─── Records ───

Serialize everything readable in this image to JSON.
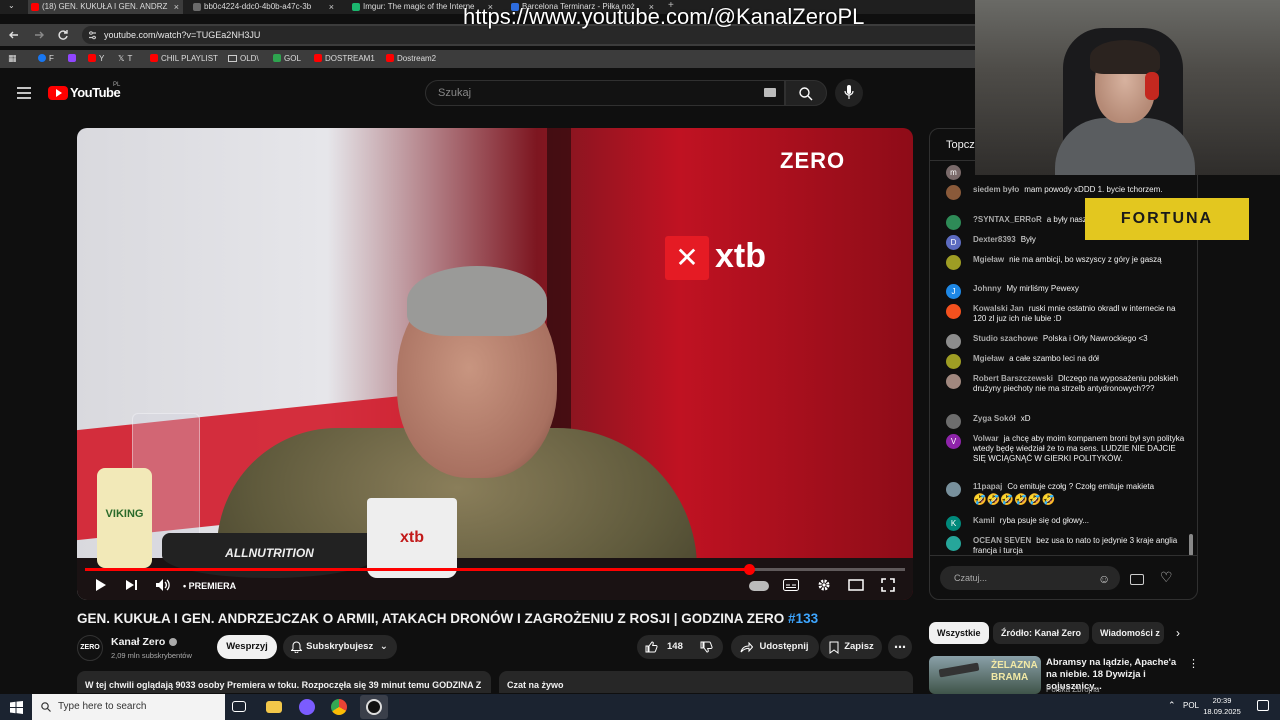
{
  "browser": {
    "tabs": [
      {
        "label": "(18) GEN. KUKUŁA I GEN. ANDRZ",
        "active": true,
        "favicon_color": "#ff0000"
      },
      {
        "label": "bb0c4224-ddc0-4b0b-a47c-3b",
        "active": false,
        "favicon_color": "#3c3c3c"
      },
      {
        "label": "Imgur: The magic of the Interne",
        "active": false,
        "favicon_color": "#1bb76e"
      },
      {
        "label": "Barcelona Terminarz - Piłka noż",
        "active": false,
        "favicon_color": "#2d6cdf"
      }
    ],
    "url": "youtube.com/watch?v=TUGEa2NH3JU",
    "bookmarks": [
      {
        "label": "F",
        "color": "#1877f2"
      },
      {
        "label": "",
        "color": "#9146ff"
      },
      {
        "label": "Y",
        "color": "#ff0000"
      },
      {
        "label": "T",
        "color": "#ffffff"
      },
      {
        "label": "CHIL PLAYLIST",
        "color": "#ff0000"
      },
      {
        "label": "OLD\\",
        "color": "#bbbbbb"
      },
      {
        "label": "GOL",
        "color": "#2ea44f"
      },
      {
        "label": "DOSTREAM1",
        "color": "#ff0000"
      },
      {
        "label": "Dostream2",
        "color": "#ff0000"
      }
    ]
  },
  "overlay": {
    "channel_url": "https://www.youtube.com/@KanalZeroPL",
    "sponsor": "FORTUNA"
  },
  "youtube": {
    "logo_text": "YouTube",
    "region": "PL",
    "search_placeholder": "Szukaj"
  },
  "video": {
    "progress_fraction": 0.81,
    "premiere_label": "• PREMIERA",
    "brand_logo": "ZERO",
    "sponsor_logo": "xtb",
    "mug_text": "xtb",
    "bowl_text": "ALLNUTRITION",
    "jar_text": "VIKING",
    "title": "GEN. KUKUŁA I GEN. ANDRZEJCZAK O ARMII, ATAKACH DRONÓW I ZAGROŻENIU Z ROSJI | GODZINA ZERO",
    "episode_tag": "#133"
  },
  "channel": {
    "avatar_text": "ZERO",
    "name": "Kanał Zero",
    "subscribers": "2,09 mln subskrybentów",
    "support_label": "Wesprzyj",
    "subscribed_label": "Subskrybujesz"
  },
  "actions": {
    "likes": "148",
    "share_label": "Udostępnij",
    "save_label": "Zapisz"
  },
  "description": {
    "text": "W tej chwili oglądają 9033 osoby  Premiera w toku. Rozpoczęła się 39 minut temu  GODZINA Z",
    "live_chat_label": "Czat na żywo"
  },
  "chat": {
    "header": "Topcz",
    "input_placeholder": "Czatuj...",
    "messages": [
      {
        "author": "",
        "text": "",
        "avatar": "m",
        "color": "#7a6a6a"
      },
      {
        "author": "siedem było",
        "text": "mam powody xDDD 1. bycie tchorzem.",
        "avatar": "",
        "color": "#8a5a3a"
      },
      {
        "author": "?SYNTAX_ERRoR",
        "text": "a były nasz",
        "avatar": "",
        "color": "#2e8b57"
      },
      {
        "author": "Dexter8393",
        "text": "Były",
        "avatar": "D",
        "color": "#5c6bc0"
      },
      {
        "author": "Mgieław",
        "text": "nie ma ambicji, bo wszyscy z góry je gaszą",
        "avatar": "",
        "color": "#9e9d24"
      },
      {
        "author": "Johnny",
        "text": "My mirliśmy Pewexy",
        "avatar": "J",
        "color": "#1e88e5"
      },
      {
        "author": "Kowalski Jan",
        "text": "ruski mnie ostatnio okradl w internecie na 120 zl juz ich nie lubie :D",
        "avatar": "",
        "color": "#f4511e"
      },
      {
        "author": "Studio szachowe",
        "text": "Polska i Orły Nawrockiego <3",
        "avatar": "",
        "color": "#8d8d8d"
      },
      {
        "author": "Mgieław",
        "text": "a całe szambo leci na dół",
        "avatar": "",
        "color": "#9e9d24"
      },
      {
        "author": "Robert Barszczewski",
        "text": "Dlczego na wyposażeniu polskieh drużyny piechoty nie ma strzelb antydronowych???",
        "avatar": "",
        "color": "#a1887f"
      },
      {
        "author": "Zyga Sokół",
        "text": "xD",
        "avatar": "",
        "color": "#6d6d6d"
      },
      {
        "author": "Volwar",
        "text": "ja chcę aby moim kompanem broni był syn polityka wtedy będę wiedział że to ma sens. LUDZIE NIE DAJCIE SIĘ WCIĄGNĄĆ W GIERKI POLITYKÓW.",
        "avatar": "V",
        "color": "#8e24aa"
      },
      {
        "author": "11papaj",
        "text": "Co emituje czołg ? Czołg emituje makieta",
        "avatar": "",
        "color": "#78909c"
      },
      {
        "author": "Kamil",
        "text": "ryba psuje się od głowy...",
        "avatar": "K",
        "color": "#00897b"
      },
      {
        "author": "OCEAN SEVEN",
        "text": "bez usa to nato to jedynie 3 kraje anglia francja i turcja",
        "avatar": "",
        "color": "#26a69a"
      }
    ],
    "emoji_row": "🤣🤣🤣🤣🤣🤣"
  },
  "recommendations": {
    "chips": [
      "Wszystkie",
      "Źródło: Kanał Zero",
      "Wiadomości z"
    ],
    "first": {
      "thumb_text": "ŻELAZNA BRAMA",
      "title": "Abramsy na lądzie, Apache'a na niebie. 18 Dywizja i sojusznicy...",
      "channel": "Polska Zbrojna"
    }
  },
  "taskbar": {
    "search_placeholder": "Type here to search",
    "language": "POL",
    "time": "20:39",
    "date": "18.09.2025"
  }
}
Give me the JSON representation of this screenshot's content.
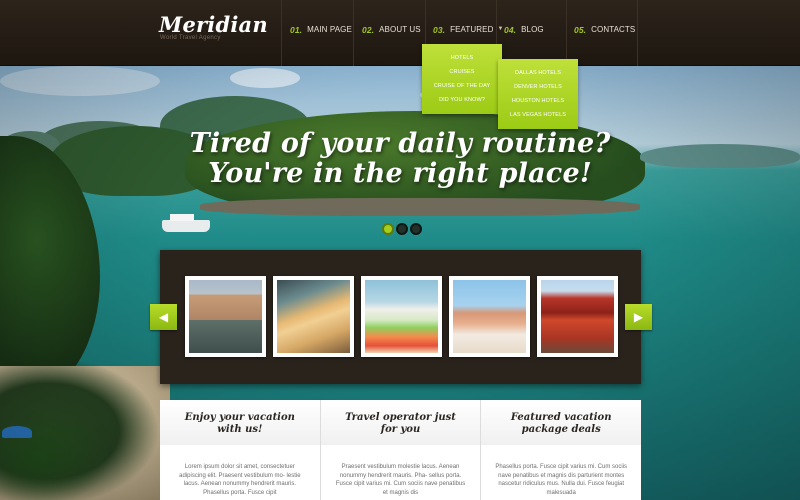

───

— Instructions for the task —
What count of lines in the listing contain the word "JSON"? Reply with the number only.

— Written response —
2